(PAGE TEXT Opens)

Shocking story about former WorldCom CEO
This shocking Wall Street Journal story (subscription required) details the incredible story of how Bernard Ebbers, the former CEO of MCI WorldCom went on an personal acquisition spree with bank loans thanks to the lessons he had learnt building WorldCom.
Ebbers grew up in Canada and the seeds of WorldCom were sown when he quit his job teaching high school and started buying motels, owning eight properties by the early 1980s. "Mr. Ebbers's big move came when he joined forces with other motel investors and formed Long Distance Discount Service, which eventually was renamed WorldCom" and Ebbers began to apply those same lessons to his personal empire.
Bank of America ponied up $253 million. Citigroup lent Mr. Ebbers $552 million. To help Mr. Ebbers pay back some of those loans, the WorldCom board lent him $415 million from the company's coffers. The bank loans went to fund a jumble of acquisitions, including timberland, a yacht-building company and a refrigerated trucking firm. Mr. Ebbers planned to manage the companies when he retired from WorldCom.

(PAGE TEXT Closes)
(PROVIDED RECORDS Opens)

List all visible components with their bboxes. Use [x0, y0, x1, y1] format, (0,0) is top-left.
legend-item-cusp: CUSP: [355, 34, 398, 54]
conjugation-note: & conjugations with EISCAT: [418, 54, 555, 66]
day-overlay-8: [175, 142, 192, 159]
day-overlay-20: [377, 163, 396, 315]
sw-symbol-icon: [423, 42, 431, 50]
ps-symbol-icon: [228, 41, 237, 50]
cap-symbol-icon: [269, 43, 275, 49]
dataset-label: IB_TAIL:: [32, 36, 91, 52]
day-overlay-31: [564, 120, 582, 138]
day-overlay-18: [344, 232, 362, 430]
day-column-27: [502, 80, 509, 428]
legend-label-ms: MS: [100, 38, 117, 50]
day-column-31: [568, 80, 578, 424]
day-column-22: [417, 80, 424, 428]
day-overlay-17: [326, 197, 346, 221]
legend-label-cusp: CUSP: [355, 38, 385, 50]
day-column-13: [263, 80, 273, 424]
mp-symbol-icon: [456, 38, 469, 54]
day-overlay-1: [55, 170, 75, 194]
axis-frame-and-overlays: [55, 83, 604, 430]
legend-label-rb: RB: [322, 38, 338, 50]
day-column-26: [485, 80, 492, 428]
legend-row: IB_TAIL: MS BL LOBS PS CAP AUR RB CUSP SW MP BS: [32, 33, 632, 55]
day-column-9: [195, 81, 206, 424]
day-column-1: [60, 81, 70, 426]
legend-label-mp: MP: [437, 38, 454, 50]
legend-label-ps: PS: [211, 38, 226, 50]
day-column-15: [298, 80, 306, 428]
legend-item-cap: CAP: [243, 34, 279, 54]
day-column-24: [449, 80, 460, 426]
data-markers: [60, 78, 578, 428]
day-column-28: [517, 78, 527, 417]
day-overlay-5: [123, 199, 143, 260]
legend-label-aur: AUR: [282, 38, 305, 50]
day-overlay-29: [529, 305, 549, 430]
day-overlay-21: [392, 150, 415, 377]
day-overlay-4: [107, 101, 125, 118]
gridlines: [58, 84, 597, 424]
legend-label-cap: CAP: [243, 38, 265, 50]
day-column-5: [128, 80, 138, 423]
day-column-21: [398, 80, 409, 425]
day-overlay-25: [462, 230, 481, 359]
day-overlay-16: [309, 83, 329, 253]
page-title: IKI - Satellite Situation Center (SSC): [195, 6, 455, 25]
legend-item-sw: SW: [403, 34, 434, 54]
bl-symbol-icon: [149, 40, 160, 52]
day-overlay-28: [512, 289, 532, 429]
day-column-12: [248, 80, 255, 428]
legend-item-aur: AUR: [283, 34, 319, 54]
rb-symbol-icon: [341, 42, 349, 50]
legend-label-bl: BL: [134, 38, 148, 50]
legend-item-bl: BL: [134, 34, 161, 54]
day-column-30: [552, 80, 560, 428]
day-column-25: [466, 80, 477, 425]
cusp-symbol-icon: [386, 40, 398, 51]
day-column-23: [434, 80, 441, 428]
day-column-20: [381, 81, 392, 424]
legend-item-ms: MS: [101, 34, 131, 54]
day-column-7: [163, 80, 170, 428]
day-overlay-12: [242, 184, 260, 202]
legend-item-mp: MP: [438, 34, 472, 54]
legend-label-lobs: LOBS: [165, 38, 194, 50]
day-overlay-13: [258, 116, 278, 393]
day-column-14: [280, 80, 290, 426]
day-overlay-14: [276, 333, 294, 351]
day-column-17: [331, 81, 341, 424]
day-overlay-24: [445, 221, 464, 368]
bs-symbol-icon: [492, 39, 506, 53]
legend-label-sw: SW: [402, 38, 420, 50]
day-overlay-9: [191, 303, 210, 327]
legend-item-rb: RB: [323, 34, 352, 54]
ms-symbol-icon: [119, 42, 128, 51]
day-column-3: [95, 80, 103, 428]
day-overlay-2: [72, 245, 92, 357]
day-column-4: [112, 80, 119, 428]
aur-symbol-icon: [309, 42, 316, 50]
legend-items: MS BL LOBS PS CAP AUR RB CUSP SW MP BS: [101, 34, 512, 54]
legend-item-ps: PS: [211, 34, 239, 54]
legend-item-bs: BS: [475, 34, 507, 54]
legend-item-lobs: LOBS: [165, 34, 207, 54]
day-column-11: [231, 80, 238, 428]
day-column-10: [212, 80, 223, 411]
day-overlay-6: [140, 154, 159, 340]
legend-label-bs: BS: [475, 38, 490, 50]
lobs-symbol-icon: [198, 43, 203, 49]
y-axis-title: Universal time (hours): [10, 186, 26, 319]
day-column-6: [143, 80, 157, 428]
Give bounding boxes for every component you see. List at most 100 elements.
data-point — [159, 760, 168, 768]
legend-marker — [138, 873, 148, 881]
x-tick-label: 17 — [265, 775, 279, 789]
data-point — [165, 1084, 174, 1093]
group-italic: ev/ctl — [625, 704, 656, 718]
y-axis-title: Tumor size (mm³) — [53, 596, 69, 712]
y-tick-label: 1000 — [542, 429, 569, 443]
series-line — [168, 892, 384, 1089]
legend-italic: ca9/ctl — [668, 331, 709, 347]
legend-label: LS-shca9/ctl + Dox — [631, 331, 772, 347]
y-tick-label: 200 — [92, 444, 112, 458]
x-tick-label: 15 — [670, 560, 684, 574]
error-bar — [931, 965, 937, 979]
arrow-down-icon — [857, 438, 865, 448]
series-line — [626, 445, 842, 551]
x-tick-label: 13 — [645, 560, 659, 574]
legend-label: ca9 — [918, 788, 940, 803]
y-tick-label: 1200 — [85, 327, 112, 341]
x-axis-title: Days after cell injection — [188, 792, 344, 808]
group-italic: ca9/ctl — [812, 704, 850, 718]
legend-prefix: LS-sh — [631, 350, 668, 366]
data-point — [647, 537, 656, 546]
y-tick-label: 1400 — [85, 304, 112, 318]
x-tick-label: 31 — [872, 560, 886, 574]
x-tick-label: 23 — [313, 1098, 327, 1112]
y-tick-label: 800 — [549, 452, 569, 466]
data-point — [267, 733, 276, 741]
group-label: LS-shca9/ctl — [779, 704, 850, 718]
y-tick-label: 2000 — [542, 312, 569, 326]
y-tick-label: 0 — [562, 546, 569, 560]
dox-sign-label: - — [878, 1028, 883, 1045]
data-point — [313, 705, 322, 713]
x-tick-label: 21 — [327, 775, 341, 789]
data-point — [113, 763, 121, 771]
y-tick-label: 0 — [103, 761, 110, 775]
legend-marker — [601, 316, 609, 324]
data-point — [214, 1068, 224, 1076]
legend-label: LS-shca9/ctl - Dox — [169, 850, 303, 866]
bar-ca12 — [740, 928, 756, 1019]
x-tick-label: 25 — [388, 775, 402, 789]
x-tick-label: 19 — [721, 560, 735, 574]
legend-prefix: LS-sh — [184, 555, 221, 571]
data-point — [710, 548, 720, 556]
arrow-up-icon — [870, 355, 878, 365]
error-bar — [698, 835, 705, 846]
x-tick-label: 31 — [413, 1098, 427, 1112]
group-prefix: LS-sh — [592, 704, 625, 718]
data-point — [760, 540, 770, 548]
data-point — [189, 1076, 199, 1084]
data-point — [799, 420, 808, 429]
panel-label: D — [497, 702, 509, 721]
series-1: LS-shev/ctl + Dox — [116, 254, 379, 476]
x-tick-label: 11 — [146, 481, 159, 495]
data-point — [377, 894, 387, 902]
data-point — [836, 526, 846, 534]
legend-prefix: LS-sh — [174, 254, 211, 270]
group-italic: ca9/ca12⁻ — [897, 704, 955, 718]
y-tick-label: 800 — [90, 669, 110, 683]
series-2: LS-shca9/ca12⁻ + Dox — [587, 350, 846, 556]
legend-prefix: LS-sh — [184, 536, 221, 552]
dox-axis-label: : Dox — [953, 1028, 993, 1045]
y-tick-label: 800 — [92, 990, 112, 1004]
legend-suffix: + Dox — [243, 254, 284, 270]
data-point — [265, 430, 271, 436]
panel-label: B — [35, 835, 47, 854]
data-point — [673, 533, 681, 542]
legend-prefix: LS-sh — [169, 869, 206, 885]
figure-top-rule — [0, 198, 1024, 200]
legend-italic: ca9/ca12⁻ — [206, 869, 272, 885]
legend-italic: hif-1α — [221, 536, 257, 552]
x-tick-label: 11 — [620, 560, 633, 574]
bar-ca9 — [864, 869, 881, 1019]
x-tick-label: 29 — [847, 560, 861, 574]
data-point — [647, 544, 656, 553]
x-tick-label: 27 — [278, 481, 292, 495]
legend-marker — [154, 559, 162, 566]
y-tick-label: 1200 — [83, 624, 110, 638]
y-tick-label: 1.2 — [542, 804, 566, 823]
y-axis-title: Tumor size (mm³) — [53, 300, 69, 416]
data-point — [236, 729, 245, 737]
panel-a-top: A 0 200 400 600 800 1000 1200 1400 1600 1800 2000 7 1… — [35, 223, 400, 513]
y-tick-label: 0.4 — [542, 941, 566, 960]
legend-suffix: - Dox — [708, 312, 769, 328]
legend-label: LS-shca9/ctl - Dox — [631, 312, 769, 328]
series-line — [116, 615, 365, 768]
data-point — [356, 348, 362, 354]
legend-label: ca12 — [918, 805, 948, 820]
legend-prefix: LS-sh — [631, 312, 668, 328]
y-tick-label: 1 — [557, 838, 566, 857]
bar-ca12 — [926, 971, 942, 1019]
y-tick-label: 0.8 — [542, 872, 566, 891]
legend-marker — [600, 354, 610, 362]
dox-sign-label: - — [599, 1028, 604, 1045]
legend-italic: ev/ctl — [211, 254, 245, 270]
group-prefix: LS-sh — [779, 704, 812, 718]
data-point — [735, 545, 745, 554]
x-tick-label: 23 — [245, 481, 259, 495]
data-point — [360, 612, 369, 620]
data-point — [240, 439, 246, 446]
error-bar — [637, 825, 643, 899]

(PROVIDED RECORDS Closes)

## WORK REQUEST 1:
In the post about former WorldCom CEO Bernard Ebbers, how much did Citigroup lend him?
## WORK REQUEST 2:
From the post about Bernard Ebbers, write out word for word the part starting with "Ebbers grew up" and going on through "his personal empire.".
## WORK REQUEST 3:
Pick up the post about Bernard Ebbers's loans and acquisitions from where it stops, and keep writing.
The rows have nothing to do with the post about Bernard Ebbers.

## FINAL ANSWER 1:
$552 million.

## FINAL ANSWER 2:
Ebbers grew up in Canada and the seeds of WorldCom were sown when he quit his job teaching high school and started buying motels, owning eight properties by the early 1980s. "Mr. Ebbers's big move came when he joined forces with other motel investors and formed Long Distance Discount Service, which eventually was renamed WorldCom" and Ebbers began to apply those same lessons to his personal empire.

## FINAL ANSWER 3:
...Throughout Mr. Ebbers's shopping spree, there were evident flaws in his strategy. He sometimes snapped up properties at inflated prices, leaving bankers and WorldCom directors scratching their heads. Over the course of less than a decade, he secured a total of more than $1.3 billion in loans. Although he sometimes retired old debt with new, it is still a staggering amount for an individual. Mr. Ebbers took out those loans at a dizzying pace. But rather than tightening their purse strings, the banks kept lending him money.